Which lines include the word "NATO"? Copy each of them.

Given data:
★ ★ ★

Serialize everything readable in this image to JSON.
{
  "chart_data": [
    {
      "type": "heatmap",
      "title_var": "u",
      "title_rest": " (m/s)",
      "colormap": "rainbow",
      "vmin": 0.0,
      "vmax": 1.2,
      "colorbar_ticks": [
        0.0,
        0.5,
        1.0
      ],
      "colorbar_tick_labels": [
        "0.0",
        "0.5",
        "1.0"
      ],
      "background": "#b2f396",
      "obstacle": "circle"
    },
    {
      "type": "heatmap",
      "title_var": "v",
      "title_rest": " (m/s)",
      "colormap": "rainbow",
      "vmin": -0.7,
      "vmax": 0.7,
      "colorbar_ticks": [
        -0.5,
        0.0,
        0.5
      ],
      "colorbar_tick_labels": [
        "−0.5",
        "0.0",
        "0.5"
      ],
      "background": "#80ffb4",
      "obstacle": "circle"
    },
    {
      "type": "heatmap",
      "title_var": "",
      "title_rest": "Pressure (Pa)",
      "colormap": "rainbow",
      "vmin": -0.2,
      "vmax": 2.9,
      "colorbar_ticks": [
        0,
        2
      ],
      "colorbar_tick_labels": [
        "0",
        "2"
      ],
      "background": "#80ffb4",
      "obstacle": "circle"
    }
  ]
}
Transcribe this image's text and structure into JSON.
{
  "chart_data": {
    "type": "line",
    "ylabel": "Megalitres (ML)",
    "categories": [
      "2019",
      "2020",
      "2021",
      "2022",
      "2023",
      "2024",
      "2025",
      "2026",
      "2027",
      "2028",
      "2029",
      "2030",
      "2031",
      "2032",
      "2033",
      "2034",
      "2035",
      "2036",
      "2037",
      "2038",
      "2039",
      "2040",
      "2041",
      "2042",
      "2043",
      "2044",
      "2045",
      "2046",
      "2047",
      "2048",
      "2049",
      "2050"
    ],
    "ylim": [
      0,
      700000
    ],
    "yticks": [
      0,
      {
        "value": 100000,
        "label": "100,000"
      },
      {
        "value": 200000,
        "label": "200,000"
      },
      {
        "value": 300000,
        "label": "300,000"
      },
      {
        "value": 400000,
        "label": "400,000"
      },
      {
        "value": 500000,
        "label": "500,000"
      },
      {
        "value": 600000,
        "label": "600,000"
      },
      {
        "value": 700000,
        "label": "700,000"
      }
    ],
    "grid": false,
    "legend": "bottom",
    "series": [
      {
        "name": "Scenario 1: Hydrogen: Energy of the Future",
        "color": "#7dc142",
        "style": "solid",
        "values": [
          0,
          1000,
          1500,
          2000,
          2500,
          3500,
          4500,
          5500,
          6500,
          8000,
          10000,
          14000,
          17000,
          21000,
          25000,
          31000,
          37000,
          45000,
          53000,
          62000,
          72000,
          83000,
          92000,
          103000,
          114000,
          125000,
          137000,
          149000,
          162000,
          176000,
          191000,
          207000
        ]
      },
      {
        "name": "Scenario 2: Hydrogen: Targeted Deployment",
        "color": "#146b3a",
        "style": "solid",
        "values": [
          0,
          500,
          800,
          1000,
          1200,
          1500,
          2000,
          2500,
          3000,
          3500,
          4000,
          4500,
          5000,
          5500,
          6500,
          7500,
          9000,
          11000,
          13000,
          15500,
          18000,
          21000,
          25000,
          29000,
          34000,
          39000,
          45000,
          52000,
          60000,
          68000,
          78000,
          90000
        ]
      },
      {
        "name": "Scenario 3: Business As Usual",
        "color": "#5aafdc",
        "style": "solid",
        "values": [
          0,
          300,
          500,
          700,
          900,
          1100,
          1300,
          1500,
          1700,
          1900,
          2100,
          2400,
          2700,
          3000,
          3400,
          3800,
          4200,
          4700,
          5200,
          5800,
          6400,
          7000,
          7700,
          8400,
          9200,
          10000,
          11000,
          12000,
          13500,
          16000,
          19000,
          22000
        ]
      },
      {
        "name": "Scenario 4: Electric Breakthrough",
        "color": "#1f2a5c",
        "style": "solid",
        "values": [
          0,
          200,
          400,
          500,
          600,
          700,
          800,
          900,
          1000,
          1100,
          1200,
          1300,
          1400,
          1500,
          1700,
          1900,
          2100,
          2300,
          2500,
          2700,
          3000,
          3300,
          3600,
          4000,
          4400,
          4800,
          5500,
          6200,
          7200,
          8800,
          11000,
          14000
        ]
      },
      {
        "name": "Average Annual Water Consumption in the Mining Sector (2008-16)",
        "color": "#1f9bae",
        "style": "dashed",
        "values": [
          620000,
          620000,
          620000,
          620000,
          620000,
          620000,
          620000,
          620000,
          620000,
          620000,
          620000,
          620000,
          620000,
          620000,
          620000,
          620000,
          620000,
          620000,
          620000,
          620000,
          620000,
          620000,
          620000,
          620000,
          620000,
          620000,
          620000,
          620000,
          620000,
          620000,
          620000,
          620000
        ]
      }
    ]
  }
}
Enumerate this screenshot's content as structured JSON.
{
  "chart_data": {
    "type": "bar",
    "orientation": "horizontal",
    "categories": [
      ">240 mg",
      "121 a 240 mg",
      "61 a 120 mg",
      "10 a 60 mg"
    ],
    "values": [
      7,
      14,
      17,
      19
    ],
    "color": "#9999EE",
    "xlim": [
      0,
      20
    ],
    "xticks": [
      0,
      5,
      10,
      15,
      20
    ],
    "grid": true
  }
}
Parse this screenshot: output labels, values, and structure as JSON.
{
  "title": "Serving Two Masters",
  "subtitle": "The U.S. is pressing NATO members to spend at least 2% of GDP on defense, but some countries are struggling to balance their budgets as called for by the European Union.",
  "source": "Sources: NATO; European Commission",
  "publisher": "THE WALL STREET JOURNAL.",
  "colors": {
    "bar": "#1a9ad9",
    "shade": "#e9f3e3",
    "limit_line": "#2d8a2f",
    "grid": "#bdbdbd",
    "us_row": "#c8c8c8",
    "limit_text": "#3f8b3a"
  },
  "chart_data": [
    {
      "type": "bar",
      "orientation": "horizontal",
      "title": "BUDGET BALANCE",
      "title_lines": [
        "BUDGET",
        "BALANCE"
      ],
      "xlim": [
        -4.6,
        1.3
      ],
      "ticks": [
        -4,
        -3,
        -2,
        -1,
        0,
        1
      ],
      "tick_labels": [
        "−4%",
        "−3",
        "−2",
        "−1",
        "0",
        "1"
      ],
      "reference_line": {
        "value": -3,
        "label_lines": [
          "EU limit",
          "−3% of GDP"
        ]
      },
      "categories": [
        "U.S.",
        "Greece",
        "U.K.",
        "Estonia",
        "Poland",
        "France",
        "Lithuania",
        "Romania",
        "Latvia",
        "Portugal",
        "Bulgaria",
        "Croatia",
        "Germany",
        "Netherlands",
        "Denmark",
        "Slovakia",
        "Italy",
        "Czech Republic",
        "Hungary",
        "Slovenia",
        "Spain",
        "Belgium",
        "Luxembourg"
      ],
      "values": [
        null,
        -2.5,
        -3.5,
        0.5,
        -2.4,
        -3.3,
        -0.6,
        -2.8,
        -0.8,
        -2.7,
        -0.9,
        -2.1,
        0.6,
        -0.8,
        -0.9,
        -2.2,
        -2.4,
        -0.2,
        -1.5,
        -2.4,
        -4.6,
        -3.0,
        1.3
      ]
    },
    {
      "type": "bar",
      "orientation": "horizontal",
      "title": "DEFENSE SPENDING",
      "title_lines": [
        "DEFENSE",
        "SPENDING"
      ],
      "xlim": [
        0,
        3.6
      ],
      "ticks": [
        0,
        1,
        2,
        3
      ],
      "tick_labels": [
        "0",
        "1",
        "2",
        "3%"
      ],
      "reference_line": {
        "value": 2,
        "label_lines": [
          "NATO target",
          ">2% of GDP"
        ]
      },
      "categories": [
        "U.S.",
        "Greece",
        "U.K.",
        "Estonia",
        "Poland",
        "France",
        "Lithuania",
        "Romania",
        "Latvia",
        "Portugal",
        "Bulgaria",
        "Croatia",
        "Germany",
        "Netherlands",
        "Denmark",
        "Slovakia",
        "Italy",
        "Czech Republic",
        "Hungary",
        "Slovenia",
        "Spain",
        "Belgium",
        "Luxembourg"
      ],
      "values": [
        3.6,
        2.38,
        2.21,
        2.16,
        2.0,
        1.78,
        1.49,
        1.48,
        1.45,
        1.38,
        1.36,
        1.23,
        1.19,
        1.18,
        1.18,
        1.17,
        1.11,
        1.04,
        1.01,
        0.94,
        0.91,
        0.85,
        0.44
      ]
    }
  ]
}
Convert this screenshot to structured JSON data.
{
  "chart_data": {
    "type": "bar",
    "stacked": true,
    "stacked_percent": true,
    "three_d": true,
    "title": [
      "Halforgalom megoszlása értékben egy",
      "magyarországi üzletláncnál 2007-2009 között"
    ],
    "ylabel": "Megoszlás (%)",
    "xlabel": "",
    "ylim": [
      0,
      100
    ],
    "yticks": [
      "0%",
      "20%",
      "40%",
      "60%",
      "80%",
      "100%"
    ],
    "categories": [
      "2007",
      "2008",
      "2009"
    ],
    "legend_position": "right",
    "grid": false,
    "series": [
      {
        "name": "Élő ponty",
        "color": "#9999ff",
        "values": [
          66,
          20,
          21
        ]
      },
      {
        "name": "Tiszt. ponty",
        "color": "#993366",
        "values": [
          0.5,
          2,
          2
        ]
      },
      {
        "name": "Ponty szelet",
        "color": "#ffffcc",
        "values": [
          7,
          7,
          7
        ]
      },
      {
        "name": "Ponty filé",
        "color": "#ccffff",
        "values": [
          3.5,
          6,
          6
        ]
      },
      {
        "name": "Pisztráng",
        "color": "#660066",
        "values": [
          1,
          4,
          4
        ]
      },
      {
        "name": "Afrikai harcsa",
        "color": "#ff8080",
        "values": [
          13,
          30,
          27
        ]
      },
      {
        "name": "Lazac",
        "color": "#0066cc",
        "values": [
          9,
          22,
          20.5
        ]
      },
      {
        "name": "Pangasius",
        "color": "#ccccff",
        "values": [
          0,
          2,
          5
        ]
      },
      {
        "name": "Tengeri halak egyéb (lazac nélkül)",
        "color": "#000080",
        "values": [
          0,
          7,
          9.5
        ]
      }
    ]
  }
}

★ ★ ★

Output below:
  "subtitle": "The U.S. is pressing NATO members to spend at least 2% of GDP on defense, but some countries are struggling to balance their budgets as called for by the European Union.",
  "source": "Sources: NATO; European Commission",
          "NATO target",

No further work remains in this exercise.